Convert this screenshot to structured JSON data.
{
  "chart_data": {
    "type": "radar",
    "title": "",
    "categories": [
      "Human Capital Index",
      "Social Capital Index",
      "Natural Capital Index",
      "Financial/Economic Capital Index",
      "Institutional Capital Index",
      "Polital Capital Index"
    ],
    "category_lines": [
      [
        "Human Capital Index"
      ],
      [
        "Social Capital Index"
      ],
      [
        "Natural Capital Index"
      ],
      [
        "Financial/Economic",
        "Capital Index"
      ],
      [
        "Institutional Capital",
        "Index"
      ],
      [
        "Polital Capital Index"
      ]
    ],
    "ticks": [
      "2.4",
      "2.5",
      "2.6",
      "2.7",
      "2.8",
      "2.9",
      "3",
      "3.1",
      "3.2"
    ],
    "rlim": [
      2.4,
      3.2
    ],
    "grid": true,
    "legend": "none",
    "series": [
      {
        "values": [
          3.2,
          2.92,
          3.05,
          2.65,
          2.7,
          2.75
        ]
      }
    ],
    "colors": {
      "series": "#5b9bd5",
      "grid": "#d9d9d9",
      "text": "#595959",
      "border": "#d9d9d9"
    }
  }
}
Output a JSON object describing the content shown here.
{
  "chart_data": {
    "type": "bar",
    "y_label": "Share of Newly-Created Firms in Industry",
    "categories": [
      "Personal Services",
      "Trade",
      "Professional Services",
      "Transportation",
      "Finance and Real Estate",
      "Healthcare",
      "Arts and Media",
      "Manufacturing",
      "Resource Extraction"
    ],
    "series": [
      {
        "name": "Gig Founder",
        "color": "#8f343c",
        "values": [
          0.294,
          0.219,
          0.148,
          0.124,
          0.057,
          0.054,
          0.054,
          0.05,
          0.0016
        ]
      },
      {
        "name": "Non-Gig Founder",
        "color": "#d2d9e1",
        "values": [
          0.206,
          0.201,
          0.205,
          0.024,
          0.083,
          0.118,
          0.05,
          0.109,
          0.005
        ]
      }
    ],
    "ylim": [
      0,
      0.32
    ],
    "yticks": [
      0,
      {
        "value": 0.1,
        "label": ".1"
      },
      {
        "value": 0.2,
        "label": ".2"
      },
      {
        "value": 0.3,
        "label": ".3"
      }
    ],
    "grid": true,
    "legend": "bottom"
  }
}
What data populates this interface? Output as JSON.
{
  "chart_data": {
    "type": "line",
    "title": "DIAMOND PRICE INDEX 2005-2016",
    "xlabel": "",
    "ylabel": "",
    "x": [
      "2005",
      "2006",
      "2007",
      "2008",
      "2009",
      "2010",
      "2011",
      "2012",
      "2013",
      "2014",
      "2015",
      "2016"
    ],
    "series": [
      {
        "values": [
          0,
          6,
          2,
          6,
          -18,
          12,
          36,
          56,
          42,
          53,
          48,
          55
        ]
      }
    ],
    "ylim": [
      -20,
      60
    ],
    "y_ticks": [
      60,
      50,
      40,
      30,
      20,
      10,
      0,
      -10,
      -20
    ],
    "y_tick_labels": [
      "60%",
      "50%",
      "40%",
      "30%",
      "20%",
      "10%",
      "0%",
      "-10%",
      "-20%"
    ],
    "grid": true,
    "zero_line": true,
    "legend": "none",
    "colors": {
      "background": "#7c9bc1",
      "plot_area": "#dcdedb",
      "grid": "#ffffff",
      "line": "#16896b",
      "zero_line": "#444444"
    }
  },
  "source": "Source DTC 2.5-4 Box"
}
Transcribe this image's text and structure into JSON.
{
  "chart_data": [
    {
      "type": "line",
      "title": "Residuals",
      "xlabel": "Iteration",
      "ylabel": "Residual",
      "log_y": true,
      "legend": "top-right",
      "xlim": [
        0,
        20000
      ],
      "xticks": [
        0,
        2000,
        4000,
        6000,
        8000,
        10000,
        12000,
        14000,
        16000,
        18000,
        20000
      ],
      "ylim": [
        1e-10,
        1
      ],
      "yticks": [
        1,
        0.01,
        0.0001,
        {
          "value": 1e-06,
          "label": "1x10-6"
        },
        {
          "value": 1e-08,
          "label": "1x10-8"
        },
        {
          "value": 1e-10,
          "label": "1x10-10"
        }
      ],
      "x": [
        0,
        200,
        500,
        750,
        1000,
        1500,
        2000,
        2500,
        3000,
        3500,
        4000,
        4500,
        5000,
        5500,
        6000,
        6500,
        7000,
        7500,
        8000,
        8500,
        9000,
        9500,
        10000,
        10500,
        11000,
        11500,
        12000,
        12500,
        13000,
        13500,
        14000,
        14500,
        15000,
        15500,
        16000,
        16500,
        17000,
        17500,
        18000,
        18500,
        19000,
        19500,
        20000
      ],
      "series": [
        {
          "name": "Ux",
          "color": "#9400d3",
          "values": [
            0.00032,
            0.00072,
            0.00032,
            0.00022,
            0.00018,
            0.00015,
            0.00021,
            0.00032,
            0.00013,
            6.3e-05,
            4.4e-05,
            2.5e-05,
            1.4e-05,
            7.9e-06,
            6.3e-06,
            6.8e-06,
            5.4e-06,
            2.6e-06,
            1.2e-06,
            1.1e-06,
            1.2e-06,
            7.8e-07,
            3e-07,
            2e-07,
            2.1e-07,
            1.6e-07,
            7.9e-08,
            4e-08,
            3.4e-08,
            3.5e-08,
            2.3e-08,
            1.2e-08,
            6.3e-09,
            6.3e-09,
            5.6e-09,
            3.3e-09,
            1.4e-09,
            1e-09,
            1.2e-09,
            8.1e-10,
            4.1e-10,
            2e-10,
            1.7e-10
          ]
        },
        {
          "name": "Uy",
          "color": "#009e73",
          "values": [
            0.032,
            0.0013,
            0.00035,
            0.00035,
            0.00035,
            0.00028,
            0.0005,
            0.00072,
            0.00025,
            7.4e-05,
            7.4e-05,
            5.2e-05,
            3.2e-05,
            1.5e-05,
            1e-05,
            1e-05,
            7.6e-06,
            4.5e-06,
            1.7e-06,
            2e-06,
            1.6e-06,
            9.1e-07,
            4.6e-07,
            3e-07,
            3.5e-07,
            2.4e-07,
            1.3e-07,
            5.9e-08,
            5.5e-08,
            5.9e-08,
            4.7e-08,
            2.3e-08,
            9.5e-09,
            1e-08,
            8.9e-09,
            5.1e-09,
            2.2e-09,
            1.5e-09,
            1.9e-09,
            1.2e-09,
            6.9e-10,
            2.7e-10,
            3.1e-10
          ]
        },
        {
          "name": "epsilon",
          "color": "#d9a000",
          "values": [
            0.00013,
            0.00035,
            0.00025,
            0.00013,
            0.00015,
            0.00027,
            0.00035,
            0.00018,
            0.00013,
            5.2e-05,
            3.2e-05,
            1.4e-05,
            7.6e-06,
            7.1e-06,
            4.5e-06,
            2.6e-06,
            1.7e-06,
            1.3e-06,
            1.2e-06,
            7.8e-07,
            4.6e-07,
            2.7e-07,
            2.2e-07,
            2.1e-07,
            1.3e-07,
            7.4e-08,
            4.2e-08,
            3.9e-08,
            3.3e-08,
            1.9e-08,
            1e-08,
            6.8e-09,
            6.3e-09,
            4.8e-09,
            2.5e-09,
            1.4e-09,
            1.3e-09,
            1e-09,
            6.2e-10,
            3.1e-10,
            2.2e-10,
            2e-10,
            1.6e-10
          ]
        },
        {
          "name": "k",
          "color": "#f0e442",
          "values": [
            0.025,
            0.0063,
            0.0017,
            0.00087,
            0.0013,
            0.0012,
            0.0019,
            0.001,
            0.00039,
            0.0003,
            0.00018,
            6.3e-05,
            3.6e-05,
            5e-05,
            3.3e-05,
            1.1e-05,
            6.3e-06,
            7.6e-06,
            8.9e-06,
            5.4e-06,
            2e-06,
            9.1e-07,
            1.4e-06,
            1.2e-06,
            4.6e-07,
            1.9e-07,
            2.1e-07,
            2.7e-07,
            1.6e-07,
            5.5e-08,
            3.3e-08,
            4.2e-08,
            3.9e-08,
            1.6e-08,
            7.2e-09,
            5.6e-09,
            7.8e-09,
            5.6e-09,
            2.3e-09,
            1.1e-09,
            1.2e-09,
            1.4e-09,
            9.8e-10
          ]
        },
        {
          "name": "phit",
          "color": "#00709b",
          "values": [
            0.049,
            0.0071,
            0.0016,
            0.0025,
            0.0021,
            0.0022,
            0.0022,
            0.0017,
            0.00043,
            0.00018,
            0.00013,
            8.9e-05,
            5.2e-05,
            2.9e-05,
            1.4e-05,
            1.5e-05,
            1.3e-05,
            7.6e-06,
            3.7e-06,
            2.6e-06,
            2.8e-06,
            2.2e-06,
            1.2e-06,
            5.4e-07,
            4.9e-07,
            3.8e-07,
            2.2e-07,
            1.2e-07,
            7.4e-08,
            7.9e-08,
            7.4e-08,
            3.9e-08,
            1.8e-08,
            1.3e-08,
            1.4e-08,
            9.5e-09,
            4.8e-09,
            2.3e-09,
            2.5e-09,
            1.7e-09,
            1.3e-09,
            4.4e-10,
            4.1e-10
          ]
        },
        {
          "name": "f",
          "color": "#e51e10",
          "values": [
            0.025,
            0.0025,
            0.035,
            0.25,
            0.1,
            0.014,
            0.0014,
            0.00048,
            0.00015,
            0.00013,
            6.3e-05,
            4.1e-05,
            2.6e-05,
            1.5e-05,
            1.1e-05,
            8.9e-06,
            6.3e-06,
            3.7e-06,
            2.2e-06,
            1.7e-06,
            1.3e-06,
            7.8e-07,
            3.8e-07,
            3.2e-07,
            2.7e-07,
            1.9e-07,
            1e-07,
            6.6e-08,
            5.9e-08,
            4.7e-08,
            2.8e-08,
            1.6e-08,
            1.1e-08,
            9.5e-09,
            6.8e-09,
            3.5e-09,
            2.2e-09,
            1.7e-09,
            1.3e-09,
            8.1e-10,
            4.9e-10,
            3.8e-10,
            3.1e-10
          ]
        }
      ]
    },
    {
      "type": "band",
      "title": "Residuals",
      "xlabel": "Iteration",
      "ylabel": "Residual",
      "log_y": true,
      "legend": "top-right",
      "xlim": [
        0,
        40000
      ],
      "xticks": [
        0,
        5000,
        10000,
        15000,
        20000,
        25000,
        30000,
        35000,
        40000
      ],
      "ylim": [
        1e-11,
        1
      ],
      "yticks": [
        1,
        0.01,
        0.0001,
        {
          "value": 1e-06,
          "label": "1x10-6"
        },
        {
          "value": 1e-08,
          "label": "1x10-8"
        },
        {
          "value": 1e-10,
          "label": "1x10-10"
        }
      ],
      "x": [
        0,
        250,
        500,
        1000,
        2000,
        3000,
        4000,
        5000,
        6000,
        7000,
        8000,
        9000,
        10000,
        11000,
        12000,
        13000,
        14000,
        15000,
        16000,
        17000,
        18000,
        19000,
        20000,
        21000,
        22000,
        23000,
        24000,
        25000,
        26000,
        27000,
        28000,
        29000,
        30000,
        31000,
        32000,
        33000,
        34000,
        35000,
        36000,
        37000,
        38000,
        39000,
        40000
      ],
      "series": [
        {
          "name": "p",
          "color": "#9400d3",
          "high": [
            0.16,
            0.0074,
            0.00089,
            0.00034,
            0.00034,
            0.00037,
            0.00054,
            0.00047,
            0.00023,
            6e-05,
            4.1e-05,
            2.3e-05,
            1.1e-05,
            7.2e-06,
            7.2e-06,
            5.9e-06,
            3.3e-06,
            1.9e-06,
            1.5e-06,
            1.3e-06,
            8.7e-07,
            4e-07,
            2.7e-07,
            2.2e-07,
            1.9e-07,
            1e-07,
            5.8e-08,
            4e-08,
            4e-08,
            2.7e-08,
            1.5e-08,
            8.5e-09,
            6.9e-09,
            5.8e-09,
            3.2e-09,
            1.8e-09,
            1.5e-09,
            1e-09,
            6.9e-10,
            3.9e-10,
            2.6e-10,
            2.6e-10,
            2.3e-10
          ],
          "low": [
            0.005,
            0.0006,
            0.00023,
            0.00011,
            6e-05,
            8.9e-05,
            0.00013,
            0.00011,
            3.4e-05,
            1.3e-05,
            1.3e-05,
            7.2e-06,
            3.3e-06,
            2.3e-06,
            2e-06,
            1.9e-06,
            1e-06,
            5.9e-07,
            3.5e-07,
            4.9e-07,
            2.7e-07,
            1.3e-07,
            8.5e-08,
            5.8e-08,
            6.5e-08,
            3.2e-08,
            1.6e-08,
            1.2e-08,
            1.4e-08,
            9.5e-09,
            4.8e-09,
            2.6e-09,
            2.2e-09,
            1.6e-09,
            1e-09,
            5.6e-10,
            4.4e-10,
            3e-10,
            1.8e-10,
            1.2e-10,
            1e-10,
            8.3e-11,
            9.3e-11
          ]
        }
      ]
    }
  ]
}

▬▬▬▬▬▬

**Exercise task:**
Find every line in the records above that holds the word "Social", and copy each one.

**Solved problem:**
      "Social Capital Index",
        "Social Capital Index"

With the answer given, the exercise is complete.